Your goal - Return all of the data exactly as written, without the pictures.

--- begin The input ---

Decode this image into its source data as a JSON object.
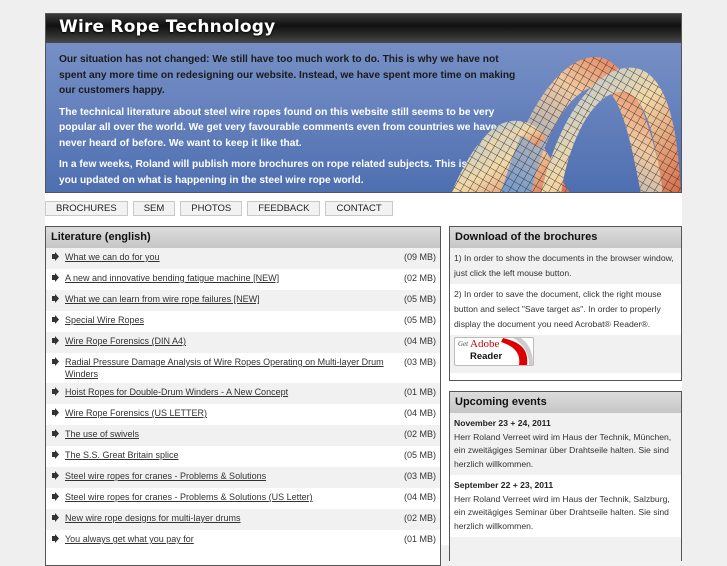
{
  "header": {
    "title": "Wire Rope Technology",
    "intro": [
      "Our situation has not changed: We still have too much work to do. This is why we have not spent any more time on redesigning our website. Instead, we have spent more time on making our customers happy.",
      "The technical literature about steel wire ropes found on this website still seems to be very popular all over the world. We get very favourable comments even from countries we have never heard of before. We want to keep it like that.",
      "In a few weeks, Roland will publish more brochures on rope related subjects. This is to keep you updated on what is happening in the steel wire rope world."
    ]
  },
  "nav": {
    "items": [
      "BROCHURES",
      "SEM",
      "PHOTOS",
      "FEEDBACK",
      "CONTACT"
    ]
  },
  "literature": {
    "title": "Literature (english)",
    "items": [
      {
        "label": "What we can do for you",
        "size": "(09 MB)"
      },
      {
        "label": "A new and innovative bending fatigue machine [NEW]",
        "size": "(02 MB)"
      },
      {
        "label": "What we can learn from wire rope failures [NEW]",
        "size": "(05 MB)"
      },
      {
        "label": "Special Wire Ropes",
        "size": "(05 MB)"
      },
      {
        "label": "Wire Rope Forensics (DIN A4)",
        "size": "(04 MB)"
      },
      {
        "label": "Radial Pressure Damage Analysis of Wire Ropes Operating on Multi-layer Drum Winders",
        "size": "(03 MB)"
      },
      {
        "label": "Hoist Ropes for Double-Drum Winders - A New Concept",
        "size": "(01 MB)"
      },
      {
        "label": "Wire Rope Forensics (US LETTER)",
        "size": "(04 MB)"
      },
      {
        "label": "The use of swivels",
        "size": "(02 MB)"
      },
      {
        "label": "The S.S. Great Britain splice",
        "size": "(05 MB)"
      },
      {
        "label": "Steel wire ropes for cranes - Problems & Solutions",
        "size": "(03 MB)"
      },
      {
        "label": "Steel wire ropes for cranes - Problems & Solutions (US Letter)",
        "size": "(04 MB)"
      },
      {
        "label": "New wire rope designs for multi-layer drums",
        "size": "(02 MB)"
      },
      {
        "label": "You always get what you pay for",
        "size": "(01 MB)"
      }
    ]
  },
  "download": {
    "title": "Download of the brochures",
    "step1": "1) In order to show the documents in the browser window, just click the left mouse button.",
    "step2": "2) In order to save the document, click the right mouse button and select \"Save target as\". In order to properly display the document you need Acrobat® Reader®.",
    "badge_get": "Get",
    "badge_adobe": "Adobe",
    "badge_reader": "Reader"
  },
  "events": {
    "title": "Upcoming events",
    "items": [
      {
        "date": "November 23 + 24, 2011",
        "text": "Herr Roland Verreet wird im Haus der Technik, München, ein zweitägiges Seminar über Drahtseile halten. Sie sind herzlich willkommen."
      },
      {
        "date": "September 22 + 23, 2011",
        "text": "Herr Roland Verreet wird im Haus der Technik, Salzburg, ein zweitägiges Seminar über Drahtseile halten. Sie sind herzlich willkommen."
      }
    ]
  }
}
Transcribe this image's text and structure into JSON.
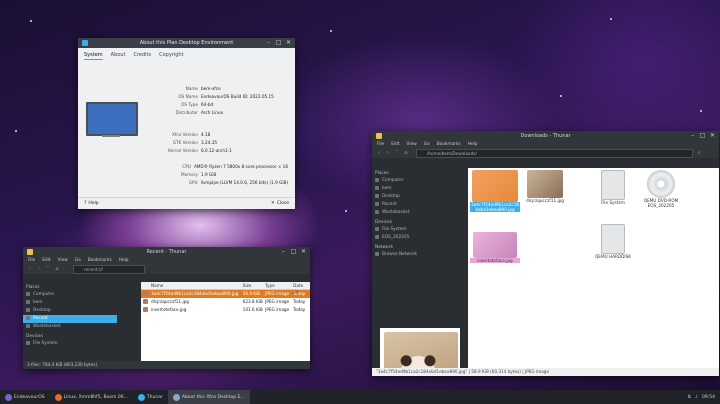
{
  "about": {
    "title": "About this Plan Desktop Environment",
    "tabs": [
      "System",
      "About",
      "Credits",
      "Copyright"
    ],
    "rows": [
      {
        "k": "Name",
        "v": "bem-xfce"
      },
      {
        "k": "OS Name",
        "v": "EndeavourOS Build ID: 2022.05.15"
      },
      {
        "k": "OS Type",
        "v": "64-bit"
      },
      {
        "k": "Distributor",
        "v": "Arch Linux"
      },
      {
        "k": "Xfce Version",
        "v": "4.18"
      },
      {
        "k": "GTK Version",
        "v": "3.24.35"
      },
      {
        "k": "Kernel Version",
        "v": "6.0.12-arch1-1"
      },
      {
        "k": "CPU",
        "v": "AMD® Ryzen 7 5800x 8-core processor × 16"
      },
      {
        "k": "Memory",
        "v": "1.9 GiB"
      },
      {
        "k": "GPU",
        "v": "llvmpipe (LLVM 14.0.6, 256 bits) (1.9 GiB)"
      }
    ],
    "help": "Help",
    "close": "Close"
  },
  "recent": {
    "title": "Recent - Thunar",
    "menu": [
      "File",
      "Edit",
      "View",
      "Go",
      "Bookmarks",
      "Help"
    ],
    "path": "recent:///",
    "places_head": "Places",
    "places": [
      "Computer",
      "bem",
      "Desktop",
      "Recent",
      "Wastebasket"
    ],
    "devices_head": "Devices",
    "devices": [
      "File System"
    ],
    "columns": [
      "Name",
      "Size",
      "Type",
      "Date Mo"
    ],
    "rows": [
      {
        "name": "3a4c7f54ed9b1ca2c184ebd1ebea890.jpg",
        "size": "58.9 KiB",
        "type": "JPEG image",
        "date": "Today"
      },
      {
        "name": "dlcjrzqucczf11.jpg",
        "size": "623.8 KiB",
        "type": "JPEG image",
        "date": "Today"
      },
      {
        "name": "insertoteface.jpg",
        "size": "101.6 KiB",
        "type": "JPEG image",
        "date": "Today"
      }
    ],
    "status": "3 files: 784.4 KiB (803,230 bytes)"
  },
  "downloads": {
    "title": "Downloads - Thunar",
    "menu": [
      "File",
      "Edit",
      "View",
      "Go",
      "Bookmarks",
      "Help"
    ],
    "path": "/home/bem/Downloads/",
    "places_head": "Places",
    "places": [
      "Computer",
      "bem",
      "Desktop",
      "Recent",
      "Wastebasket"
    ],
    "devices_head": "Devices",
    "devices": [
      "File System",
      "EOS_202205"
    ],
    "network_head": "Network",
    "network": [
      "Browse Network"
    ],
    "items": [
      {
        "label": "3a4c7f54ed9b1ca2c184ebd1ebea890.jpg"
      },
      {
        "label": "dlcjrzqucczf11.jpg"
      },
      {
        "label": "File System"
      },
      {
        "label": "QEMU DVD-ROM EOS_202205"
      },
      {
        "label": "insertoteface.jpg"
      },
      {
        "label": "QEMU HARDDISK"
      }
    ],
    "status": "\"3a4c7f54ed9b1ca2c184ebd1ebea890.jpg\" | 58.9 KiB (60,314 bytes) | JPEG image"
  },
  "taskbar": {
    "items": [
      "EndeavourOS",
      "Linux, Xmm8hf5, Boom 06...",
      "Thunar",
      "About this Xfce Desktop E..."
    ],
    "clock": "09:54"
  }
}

--- end The input ---

Result -
Decode this image into its source data as a JSON object.
{
  "header": {
    "title": "Wire Rope Technology",
    "intro": [
      "Our situation has not changed: We still have too much work to do. This is why we have not spent any more time on redesigning our website. Instead, we have spent more time on making our customers happy.",
      "The technical literature about steel wire ropes found on this website still seems to be very popular all over the world. We get very favourable comments even from countries we have never heard of before. We want to keep it like that.",
      "In a few weeks, Roland will publish more brochures on rope related subjects. This is to keep you updated on what is happening in the steel wire rope world."
    ]
  },
  "nav": {
    "items": [
      "BROCHURES",
      "SEM",
      "PHOTOS",
      "FEEDBACK",
      "CONTACT"
    ]
  },
  "literature": {
    "title": "Literature (english)",
    "items": [
      {
        "label": "What we can do for you",
        "size": "(09 MB)"
      },
      {
        "label": "A new and innovative bending fatigue machine [NEW]",
        "size": "(02 MB)"
      },
      {
        "label": "What we can learn from wire rope failures [NEW]",
        "size": "(05 MB)"
      },
      {
        "label": "Special Wire Ropes",
        "size": "(05 MB)"
      },
      {
        "label": "Wire Rope Forensics (DIN A4)",
        "size": "(04 MB)"
      },
      {
        "label": "Radial Pressure Damage Analysis of Wire Ropes Operating on Multi-layer Drum Winders",
        "size": "(03 MB)"
      },
      {
        "label": "Hoist Ropes for Double-Drum Winders - A New Concept",
        "size": "(01 MB)"
      },
      {
        "label": "Wire Rope Forensics (US LETTER)",
        "size": "(04 MB)"
      },
      {
        "label": "The use of swivels",
        "size": "(02 MB)"
      },
      {
        "label": "The S.S. Great Britain splice",
        "size": "(05 MB)"
      },
      {
        "label": "Steel wire ropes for cranes - Problems & Solutions",
        "size": "(03 MB)"
      },
      {
        "label": "Steel wire ropes for cranes - Problems & Solutions (US Letter)",
        "size": "(04 MB)"
      },
      {
        "label": "New wire rope designs for multi-layer drums",
        "size": "(02 MB)"
      },
      {
        "label": "You always get what you pay for",
        "size": "(01 MB)"
      }
    ]
  },
  "download": {
    "title": "Download of the brochures",
    "step1": "1) In order to show the documents in the browser window, just click the left mouse button.",
    "step2": "2) In order to save the document, click the right mouse button and select \"Save target as\". In order to properly display the document you need Acrobat® Reader®.",
    "badge_get": "Get",
    "badge_adobe": "Adobe",
    "badge_reader": "Reader"
  },
  "events": {
    "title": "Upcoming events",
    "items": [
      {
        "date": "November 23 + 24, 2011",
        "text": "Herr Roland Verreet wird im Haus der Technik, München, ein zweitägiges Seminar über Drahtseile halten. Sie sind herzlich willkommen."
      },
      {
        "date": "September 22 + 23, 2011",
        "text": "Herr Roland Verreet wird im Haus der Technik, Salzburg, ein zweitägiges Seminar über Drahtseile halten. Sie sind herzlich willkommen."
      }
    ]
  }
}
Transcribe this image's text and structure into JSON.
{
  "about": {
    "title": "About this Plan Desktop Environment",
    "tabs": [
      "System",
      "About",
      "Credits",
      "Copyright"
    ],
    "rows": [
      {
        "k": "Name",
        "v": "bem-xfce"
      },
      {
        "k": "OS Name",
        "v": "EndeavourOS Build ID: 2022.05.15"
      },
      {
        "k": "OS Type",
        "v": "64-bit"
      },
      {
        "k": "Distributor",
        "v": "Arch Linux"
      },
      {
        "k": "Xfce Version",
        "v": "4.18"
      },
      {
        "k": "GTK Version",
        "v": "3.24.35"
      },
      {
        "k": "Kernel Version",
        "v": "6.0.12-arch1-1"
      },
      {
        "k": "CPU",
        "v": "AMD® Ryzen 7 5800x 8-core processor × 16"
      },
      {
        "k": "Memory",
        "v": "1.9 GiB"
      },
      {
        "k": "GPU",
        "v": "llvmpipe (LLVM 14.0.6, 256 bits) (1.9 GiB)"
      }
    ],
    "help": "Help",
    "close": "Close"
  },
  "recent": {
    "title": "Recent - Thunar",
    "menu": [
      "File",
      "Edit",
      "View",
      "Go",
      "Bookmarks",
      "Help"
    ],
    "path": "recent:///",
    "places_head": "Places",
    "places": [
      "Computer",
      "bem",
      "Desktop",
      "Recent",
      "Wastebasket"
    ],
    "devices_head": "Devices",
    "devices": [
      "File System"
    ],
    "columns": [
      "Name",
      "Size",
      "Type",
      "Date Mo"
    ],
    "rows": [
      {
        "name": "3a4c7f54ed9b1ca2c184ebd1ebea890.jpg",
        "size": "58.9 KiB",
        "type": "JPEG image",
        "date": "Today"
      },
      {
        "name": "dlcjrzqucczf11.jpg",
        "size": "623.8 KiB",
        "type": "JPEG image",
        "date": "Today"
      },
      {
        "name": "insertoteface.jpg",
        "size": "101.6 KiB",
        "type": "JPEG image",
        "date": "Today"
      }
    ],
    "status": "3 files: 784.4 KiB (803,230 bytes)"
  },
  "downloads": {
    "title": "Downloads - Thunar",
    "menu": [
      "File",
      "Edit",
      "View",
      "Go",
      "Bookmarks",
      "Help"
    ],
    "path": "/home/bem/Downloads/",
    "places_head": "Places",
    "places": [
      "Computer",
      "bem",
      "Desktop",
      "Recent",
      "Wastebasket"
    ],
    "devices_head": "Devices",
    "devices": [
      "File System",
      "EOS_202205"
    ],
    "network_head": "Network",
    "network": [
      "Browse Network"
    ],
    "items": [
      {
        "label": "3a4c7f54ed9b1ca2c184ebd1ebea890.jpg"
      },
      {
        "label": "dlcjrzqucczf11.jpg"
      },
      {
        "label": "File System"
      },
      {
        "label": "QEMU DVD-ROM EOS_202205"
      },
      {
        "label": "insertoteface.jpg"
      },
      {
        "label": "QEMU HARDDISK"
      }
    ],
    "status": "\"3a4c7f54ed9b1ca2c184ebd1ebea890.jpg\" | 58.9 KiB (60,314 bytes) | JPEG image"
  },
  "taskbar": {
    "items": [
      "EndeavourOS",
      "Linux, Xmm8hf5, Boom 06...",
      "Thunar",
      "About this Xfce Desktop E..."
    ],
    "clock": "09:54"
  }
}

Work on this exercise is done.